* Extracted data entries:
***

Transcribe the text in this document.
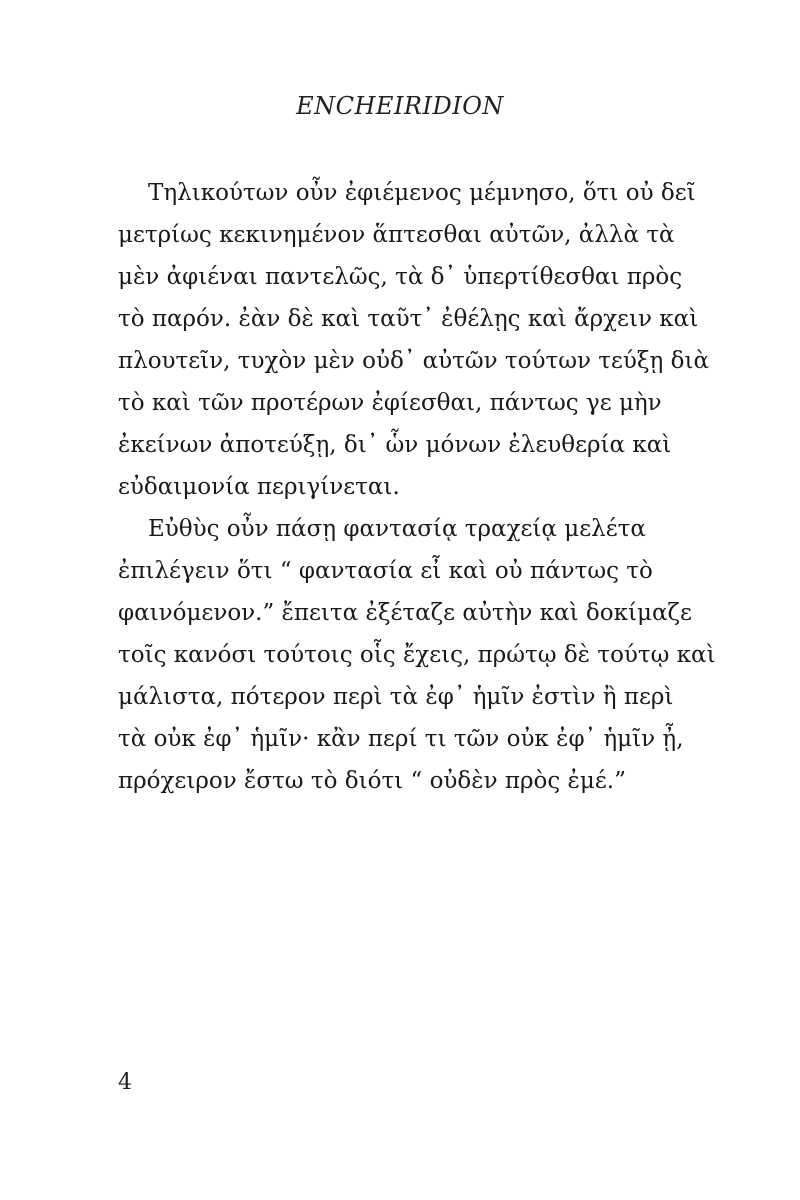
ENCHEIRIDION

Τηλικούτων οὖν ἐφιέμενος μέμνησο, ὅτι οὐ δεῖ
μετρίως κεκινημένον ἅπτεσθαι αὐτῶν, ἀλλὰ τὰ
μὲν ἀφιέναι παντελῶς, τὰ δ᾽ ὑπερτίθεσθαι πρὸς
τὸ παρόν. ἐὰν δὲ καὶ ταῦτ᾽ ἐθέλῃς καὶ ἄρχειν καὶ
πλουτεῖν, τυχὸν μὲν οὐδ᾽ αὐτῶν τούτων τεύξῃ διὰ
τὸ καὶ τῶν προτέρων ἐφίεσθαι, πάντως γε μὴν
ἐκείνων ἀποτεύξῃ, δι᾽ ὧν μόνων ἐλευθερία καὶ
εὐδαιμονία περιγίνεται.

Εὐθὺς οὖν πάσῃ φαντασίᾳ τραχείᾳ μελέτα
ἐπιλέγειν ὅτι “ φαντασία εἶ καὶ οὐ πάντως τὸ
φαινόμενον.” ἔπειτα ἐξέταζε αὐτὴν καὶ δοκίμαζε
τοῖς κανόσι τούτοις οἷς ἔχεις, πρώτῳ δὲ τούτῳ καὶ
μάλιστα, πότερον περὶ τὰ ἐφ᾽ ἡμῖν ἐστὶν ἢ περὶ
τὰ οὐκ ἐφ᾽ ἡμῖν· κἂν περί τι τῶν οὐκ ἐφ᾽ ἡμῖν ᾖ,
πρόχειρον ἔστω τὸ διότι “ οὐδὲν πρὸς ἐμέ.”

4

***

* Instructions for the task: Set down all the data again exactly as above, pictures excluded.

* Completed task:
Transcribe the text in this document.
ENCHEIRIDION

Τηλικούτων οὖν ἐφιέμενος μέμνησο, ὅτι οὐ δεῖ
μετρίως κεκινημένον ἅπτεσθαι αὐτῶν, ἀλλὰ τὰ
μὲν ἀφιέναι παντελῶς, τὰ δ᾽ ὑπερτίθεσθαι πρὸς
τὸ παρόν. ἐὰν δὲ καὶ ταῦτ᾽ ἐθέλῃς καὶ ἄρχειν καὶ
πλουτεῖν, τυχὸν μὲν οὐδ᾽ αὐτῶν τούτων τεύξῃ διὰ
τὸ καὶ τῶν προτέρων ἐφίεσθαι, πάντως γε μὴν
ἐκείνων ἀποτεύξῃ, δι᾽ ὧν μόνων ἐλευθερία καὶ
εὐδαιμονία περιγίνεται.

Εὐθὺς οὖν πάσῃ φαντασίᾳ τραχείᾳ μελέτα
ἐπιλέγειν ὅτι “ φαντασία εἶ καὶ οὐ πάντως τὸ
φαινόμενον.” ἔπειτα ἐξέταζε αὐτὴν καὶ δοκίμαζε
τοῖς κανόσι τούτοις οἷς ἔχεις, πρώτῳ δὲ τούτῳ καὶ
μάλιστα, πότερον περὶ τὰ ἐφ᾽ ἡμῖν ἐστὶν ἢ περὶ
τὰ οὐκ ἐφ᾽ ἡμῖν· κἂν περί τι τῶν οὐκ ἐφ᾽ ἡμῖν ᾖ,
πρόχειρον ἔστω τὸ διότι “ οὐδὲν πρὸς ἐμέ.”

4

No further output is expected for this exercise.